* [Given problem]: Reproduce each line of the material exactly, minus any picture.
______________________________
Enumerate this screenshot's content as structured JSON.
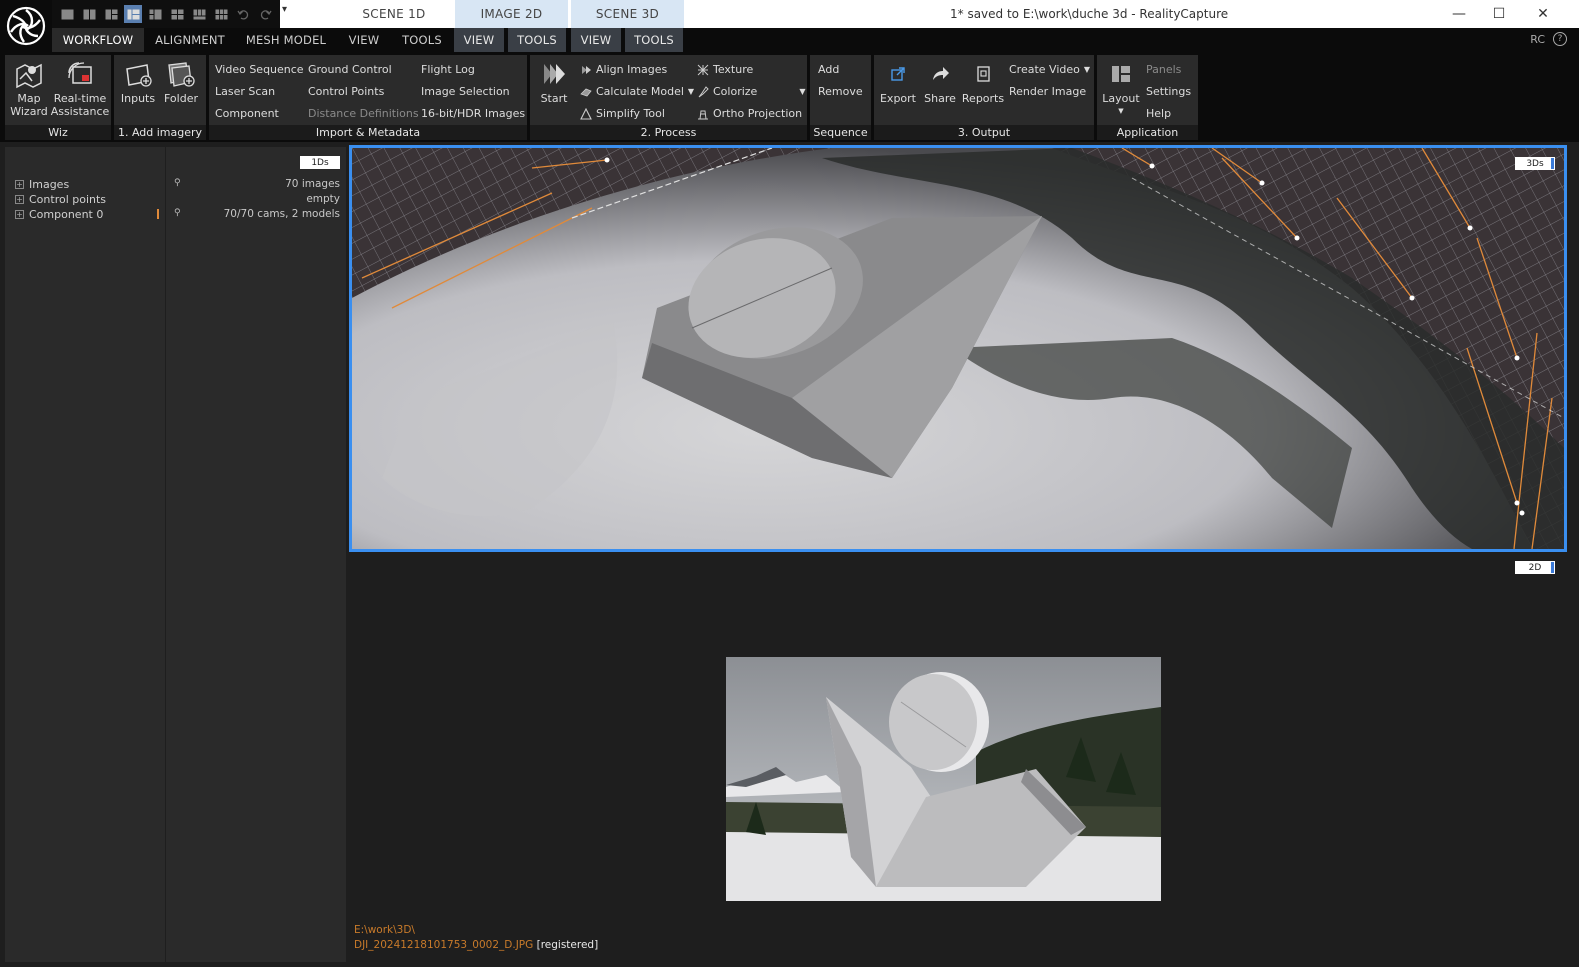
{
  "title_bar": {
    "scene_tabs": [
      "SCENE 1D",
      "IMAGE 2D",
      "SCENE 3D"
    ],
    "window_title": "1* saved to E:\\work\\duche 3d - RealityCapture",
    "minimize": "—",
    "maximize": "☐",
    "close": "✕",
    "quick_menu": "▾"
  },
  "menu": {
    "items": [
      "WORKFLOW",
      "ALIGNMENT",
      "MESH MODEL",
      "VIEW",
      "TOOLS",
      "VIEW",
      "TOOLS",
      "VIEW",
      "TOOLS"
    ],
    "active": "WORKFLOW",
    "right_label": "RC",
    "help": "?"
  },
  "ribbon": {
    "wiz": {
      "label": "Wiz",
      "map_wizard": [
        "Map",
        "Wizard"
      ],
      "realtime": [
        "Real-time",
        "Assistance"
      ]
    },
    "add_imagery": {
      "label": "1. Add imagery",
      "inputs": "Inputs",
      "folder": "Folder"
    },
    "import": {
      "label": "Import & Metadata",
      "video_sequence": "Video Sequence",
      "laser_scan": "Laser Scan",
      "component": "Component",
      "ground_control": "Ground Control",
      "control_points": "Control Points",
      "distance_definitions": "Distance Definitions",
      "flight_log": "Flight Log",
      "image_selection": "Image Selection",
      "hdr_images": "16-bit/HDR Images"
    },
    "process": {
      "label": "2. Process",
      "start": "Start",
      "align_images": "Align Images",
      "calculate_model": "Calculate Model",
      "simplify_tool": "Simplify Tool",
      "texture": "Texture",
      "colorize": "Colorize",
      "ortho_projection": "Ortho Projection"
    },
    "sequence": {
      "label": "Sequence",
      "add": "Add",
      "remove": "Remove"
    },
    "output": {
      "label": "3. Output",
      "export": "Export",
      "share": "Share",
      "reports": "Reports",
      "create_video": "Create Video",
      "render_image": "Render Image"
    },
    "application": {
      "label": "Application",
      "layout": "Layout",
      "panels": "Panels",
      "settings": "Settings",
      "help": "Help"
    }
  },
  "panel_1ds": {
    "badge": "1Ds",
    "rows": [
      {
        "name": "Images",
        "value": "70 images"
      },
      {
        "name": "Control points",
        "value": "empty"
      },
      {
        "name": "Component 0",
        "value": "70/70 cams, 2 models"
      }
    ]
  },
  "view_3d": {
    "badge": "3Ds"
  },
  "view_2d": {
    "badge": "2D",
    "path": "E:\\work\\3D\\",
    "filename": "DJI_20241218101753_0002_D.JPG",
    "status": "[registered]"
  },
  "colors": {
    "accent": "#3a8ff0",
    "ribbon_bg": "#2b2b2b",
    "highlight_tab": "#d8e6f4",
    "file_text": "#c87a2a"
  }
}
______________________________
* [Response]:
Enumerate this screenshot's content as structured JSON.
{
  "title_bar": {
    "scene_tabs": [
      "SCENE 1D",
      "IMAGE 2D",
      "SCENE 3D"
    ],
    "window_title": "1* saved to E:\\work\\duche 3d - RealityCapture",
    "minimize": "—",
    "maximize": "☐",
    "close": "✕",
    "quick_menu": "▾"
  },
  "menu": {
    "items": [
      "WORKFLOW",
      "ALIGNMENT",
      "MESH MODEL",
      "VIEW",
      "TOOLS",
      "VIEW",
      "TOOLS",
      "VIEW",
      "TOOLS"
    ],
    "active": "WORKFLOW",
    "right_label": "RC",
    "help": "?"
  },
  "ribbon": {
    "wiz": {
      "label": "Wiz",
      "map_wizard": [
        "Map",
        "Wizard"
      ],
      "realtime": [
        "Real-time",
        "Assistance"
      ]
    },
    "add_imagery": {
      "label": "1. Add imagery",
      "inputs": "Inputs",
      "folder": "Folder"
    },
    "import": {
      "label": "Import & Metadata",
      "video_sequence": "Video Sequence",
      "laser_scan": "Laser Scan",
      "component": "Component",
      "ground_control": "Ground Control",
      "control_points": "Control Points",
      "distance_definitions": "Distance Definitions",
      "flight_log": "Flight Log",
      "image_selection": "Image Selection",
      "hdr_images": "16-bit/HDR Images"
    },
    "process": {
      "label": "2. Process",
      "start": "Start",
      "align_images": "Align Images",
      "calculate_model": "Calculate Model",
      "simplify_tool": "Simplify Tool",
      "texture": "Texture",
      "colorize": "Colorize",
      "ortho_projection": "Ortho Projection"
    },
    "sequence": {
      "label": "Sequence",
      "add": "Add",
      "remove": "Remove"
    },
    "output": {
      "label": "3. Output",
      "export": "Export",
      "share": "Share",
      "reports": "Reports",
      "create_video": "Create Video",
      "render_image": "Render Image"
    },
    "application": {
      "label": "Application",
      "layout": "Layout",
      "panels": "Panels",
      "settings": "Settings",
      "help": "Help"
    }
  },
  "panel_1ds": {
    "badge": "1Ds",
    "rows": [
      {
        "name": "Images",
        "value": "70 images"
      },
      {
        "name": "Control points",
        "value": "empty"
      },
      {
        "name": "Component 0",
        "value": "70/70 cams, 2 models"
      }
    ]
  },
  "view_3d": {
    "badge": "3Ds"
  },
  "view_2d": {
    "badge": "2D",
    "path": "E:\\work\\3D\\",
    "filename": "DJI_20241218101753_0002_D.JPG",
    "status": "[registered]"
  },
  "colors": {
    "accent": "#3a8ff0",
    "ribbon_bg": "#2b2b2b",
    "highlight_tab": "#d8e6f4",
    "file_text": "#c87a2a"
  }
}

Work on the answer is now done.